Saved data entries
** BEGIN **

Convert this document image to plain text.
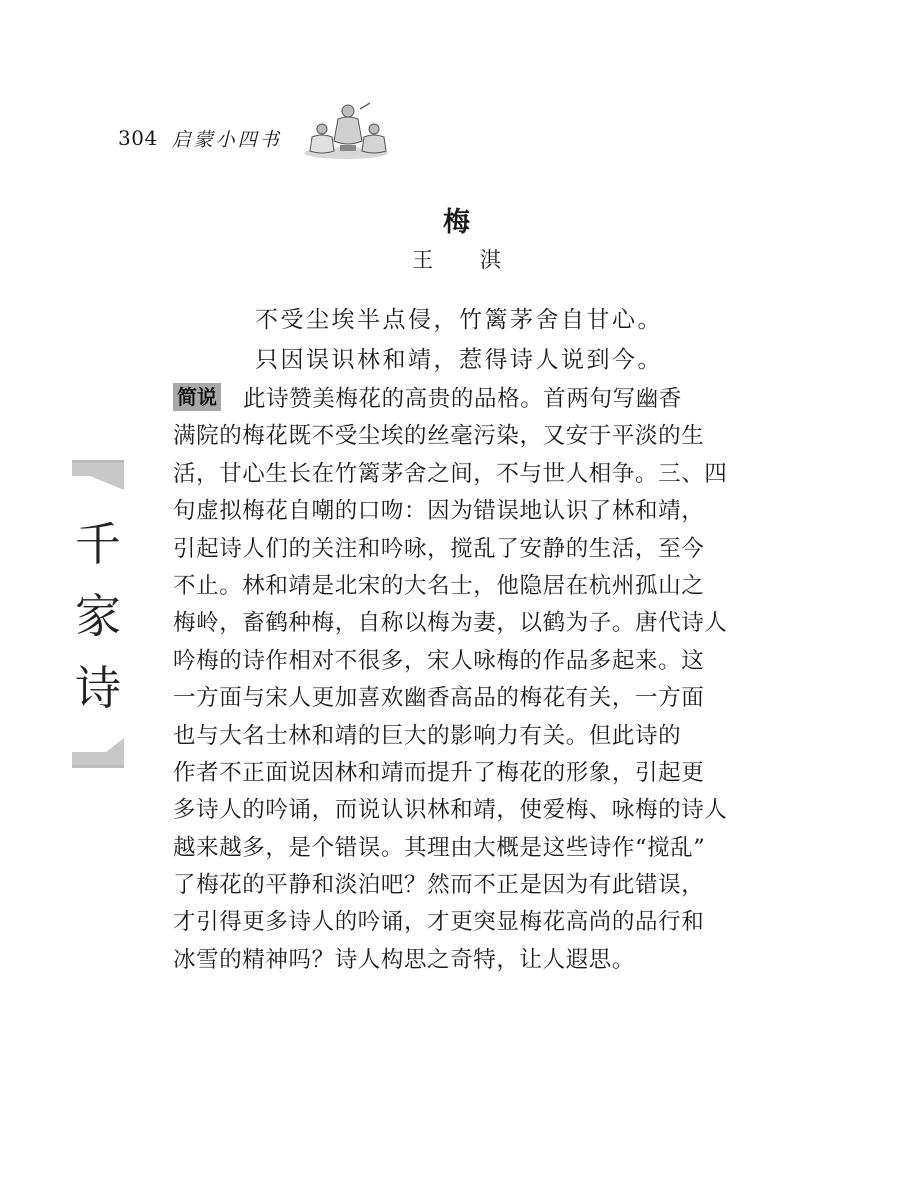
304 启蒙小四书
梅
王 淇
不受尘埃半点侵，竹篱茅舍自甘心。
只因误识林和靖，惹得诗人说到今。
简说 此诗赞美梅花的高贵的品格。首两句写幽香
满院的梅花既不受尘埃的丝毫污染，又安于平淡的生
活，甘心生长在竹篱茅舍之间，不与世人相争。三、四
句虚拟梅花自嘲的口吻：因为错误地认识了林和靖，
引起诗人们的关注和吟咏，搅乱了安静的生活，至今
不止。林和靖是北宋的大名士，他隐居在杭州孤山之
梅岭，畜鹤种梅，自称以梅为妻，以鹤为子。唐代诗人
吟梅的诗作相对不很多，宋人咏梅的作品多起来。这
一方面与宋人更加喜欢幽香高品的梅花有关，一方面
也与大名士林和靖的巨大的影响力有关。但此诗的
作者不正面说因林和靖而提升了梅花的形象，引起更
多诗人的吟诵，而说认识林和靖，使爱梅、咏梅的诗人
越来越多，是个错误。其理由大概是这些诗作“搅乱”
了梅花的平静和淡泊吧？然而不正是因为有此错误，
才引得更多诗人的吟诵，才更突显梅花高尚的品行和
冰雪的精神吗？诗人构思之奇特，让人遐思。
千
家
诗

** END **

Written exercise:
Transcribe all of the material exactly, leaving out whatever pictures it contains.

Exercise response:
Convert this document image to plain text.
304 启蒙小四书
梅
王 淇
不受尘埃半点侵，竹篱茅舍自甘心。
只因误识林和靖，惹得诗人说到今。
简说 此诗赞美梅花的高贵的品格。首两句写幽香
满院的梅花既不受尘埃的丝毫污染，又安于平淡的生
活，甘心生长在竹篱茅舍之间，不与世人相争。三、四
句虚拟梅花自嘲的口吻：因为错误地认识了林和靖，
引起诗人们的关注和吟咏，搅乱了安静的生活，至今
不止。林和靖是北宋的大名士，他隐居在杭州孤山之
梅岭，畜鹤种梅，自称以梅为妻，以鹤为子。唐代诗人
吟梅的诗作相对不很多，宋人咏梅的作品多起来。这
一方面与宋人更加喜欢幽香高品的梅花有关，一方面
也与大名士林和靖的巨大的影响力有关。但此诗的
作者不正面说因林和靖而提升了梅花的形象，引起更
多诗人的吟诵，而说认识林和靖，使爱梅、咏梅的诗人
越来越多，是个错误。其理由大概是这些诗作“搅乱”
了梅花的平静和淡泊吧？然而不正是因为有此错误，
才引得更多诗人的吟诵，才更突显梅花高尚的品行和
冰雪的精神吗？诗人构思之奇特，让人遐思。
千
家
诗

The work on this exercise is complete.